(Excerpt from a dataset)
((

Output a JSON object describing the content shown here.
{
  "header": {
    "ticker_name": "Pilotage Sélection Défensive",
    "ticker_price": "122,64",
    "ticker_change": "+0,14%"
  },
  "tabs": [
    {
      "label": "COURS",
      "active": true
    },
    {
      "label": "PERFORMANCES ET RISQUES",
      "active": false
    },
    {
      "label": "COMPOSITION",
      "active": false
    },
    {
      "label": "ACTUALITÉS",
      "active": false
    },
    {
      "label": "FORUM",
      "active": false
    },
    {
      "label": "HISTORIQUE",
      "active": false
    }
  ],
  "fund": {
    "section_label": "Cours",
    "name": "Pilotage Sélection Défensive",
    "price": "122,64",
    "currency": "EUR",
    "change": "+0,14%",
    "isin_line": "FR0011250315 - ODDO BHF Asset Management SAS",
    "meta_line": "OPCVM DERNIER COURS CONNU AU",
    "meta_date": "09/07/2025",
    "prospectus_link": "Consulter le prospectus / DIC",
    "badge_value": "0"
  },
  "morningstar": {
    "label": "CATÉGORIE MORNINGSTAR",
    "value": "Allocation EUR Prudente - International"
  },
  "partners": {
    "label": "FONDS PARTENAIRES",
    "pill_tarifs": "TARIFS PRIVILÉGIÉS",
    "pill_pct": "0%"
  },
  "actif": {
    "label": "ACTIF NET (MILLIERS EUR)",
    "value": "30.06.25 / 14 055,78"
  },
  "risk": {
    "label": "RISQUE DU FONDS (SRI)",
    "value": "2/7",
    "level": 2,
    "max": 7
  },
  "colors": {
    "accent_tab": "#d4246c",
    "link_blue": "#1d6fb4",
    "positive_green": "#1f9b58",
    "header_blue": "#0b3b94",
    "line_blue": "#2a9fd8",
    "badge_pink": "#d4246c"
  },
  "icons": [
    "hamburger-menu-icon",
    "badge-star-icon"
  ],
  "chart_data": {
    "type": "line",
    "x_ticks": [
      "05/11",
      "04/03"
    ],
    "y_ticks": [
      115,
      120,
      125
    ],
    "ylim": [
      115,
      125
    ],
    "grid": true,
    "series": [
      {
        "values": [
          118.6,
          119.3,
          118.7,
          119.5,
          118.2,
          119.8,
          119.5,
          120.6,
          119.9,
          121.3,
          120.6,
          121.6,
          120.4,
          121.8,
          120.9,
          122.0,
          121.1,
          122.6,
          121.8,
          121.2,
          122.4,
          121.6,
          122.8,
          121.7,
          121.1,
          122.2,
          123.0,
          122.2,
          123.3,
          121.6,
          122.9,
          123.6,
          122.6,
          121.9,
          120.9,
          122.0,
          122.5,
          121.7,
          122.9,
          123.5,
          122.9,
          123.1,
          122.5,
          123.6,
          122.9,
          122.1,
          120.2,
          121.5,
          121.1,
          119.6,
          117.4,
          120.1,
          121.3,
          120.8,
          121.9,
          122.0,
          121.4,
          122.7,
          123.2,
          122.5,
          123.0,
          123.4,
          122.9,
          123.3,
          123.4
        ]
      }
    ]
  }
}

))

Reproduce every line of the material above exactly.

SOLUTION FOR THIS TASK:
Output a JSON object describing the content shown here.
{
  "header": {
    "ticker_name": "Pilotage Sélection Défensive",
    "ticker_price": "122,64",
    "ticker_change": "+0,14%"
  },
  "tabs": [
    {
      "label": "COURS",
      "active": true
    },
    {
      "label": "PERFORMANCES ET RISQUES",
      "active": false
    },
    {
      "label": "COMPOSITION",
      "active": false
    },
    {
      "label": "ACTUALITÉS",
      "active": false
    },
    {
      "label": "FORUM",
      "active": false
    },
    {
      "label": "HISTORIQUE",
      "active": false
    }
  ],
  "fund": {
    "section_label": "Cours",
    "name": "Pilotage Sélection Défensive",
    "price": "122,64",
    "currency": "EUR",
    "change": "+0,14%",
    "isin_line": "FR0011250315 - ODDO BHF Asset Management SAS",
    "meta_line": "OPCVM DERNIER COURS CONNU AU",
    "meta_date": "09/07/2025",
    "prospectus_link": "Consulter le prospectus / DIC",
    "badge_value": "0"
  },
  "morningstar": {
    "label": "CATÉGORIE MORNINGSTAR",
    "value": "Allocation EUR Prudente - International"
  },
  "partners": {
    "label": "FONDS PARTENAIRES",
    "pill_tarifs": "TARIFS PRIVILÉGIÉS",
    "pill_pct": "0%"
  },
  "actif": {
    "label": "ACTIF NET (MILLIERS EUR)",
    "value": "30.06.25 / 14 055,78"
  },
  "risk": {
    "label": "RISQUE DU FONDS (SRI)",
    "value": "2/7",
    "level": 2,
    "max": 7
  },
  "colors": {
    "accent_tab": "#d4246c",
    "link_blue": "#1d6fb4",
    "positive_green": "#1f9b58",
    "header_blue": "#0b3b94",
    "line_blue": "#2a9fd8",
    "badge_pink": "#d4246c"
  },
  "icons": [
    "hamburger-menu-icon",
    "badge-star-icon"
  ],
  "chart_data": {
    "type": "line",
    "x_ticks": [
      "05/11",
      "04/03"
    ],
    "y_ticks": [
      115,
      120,
      125
    ],
    "ylim": [
      115,
      125
    ],
    "grid": true,
    "series": [
      {
        "values": [
          118.6,
          119.3,
          118.7,
          119.5,
          118.2,
          119.8,
          119.5,
          120.6,
          119.9,
          121.3,
          120.6,
          121.6,
          120.4,
          121.8,
          120.9,
          122.0,
          121.1,
          122.6,
          121.8,
          121.2,
          122.4,
          121.6,
          122.8,
          121.7,
          121.1,
          122.2,
          123.0,
          122.2,
          123.3,
          121.6,
          122.9,
          123.6,
          122.6,
          121.9,
          120.9,
          122.0,
          122.5,
          121.7,
          122.9,
          123.5,
          122.9,
          123.1,
          122.5,
          123.6,
          122.9,
          122.1,
          120.2,
          121.5,
          121.1,
          119.6,
          117.4,
          120.1,
          121.3,
          120.8,
          121.9,
          122.0,
          121.4,
          122.7,
          123.2,
          122.5,
          123.0,
          123.4,
          122.9,
          123.3,
          123.4
        ]
      }
    ]
  }
}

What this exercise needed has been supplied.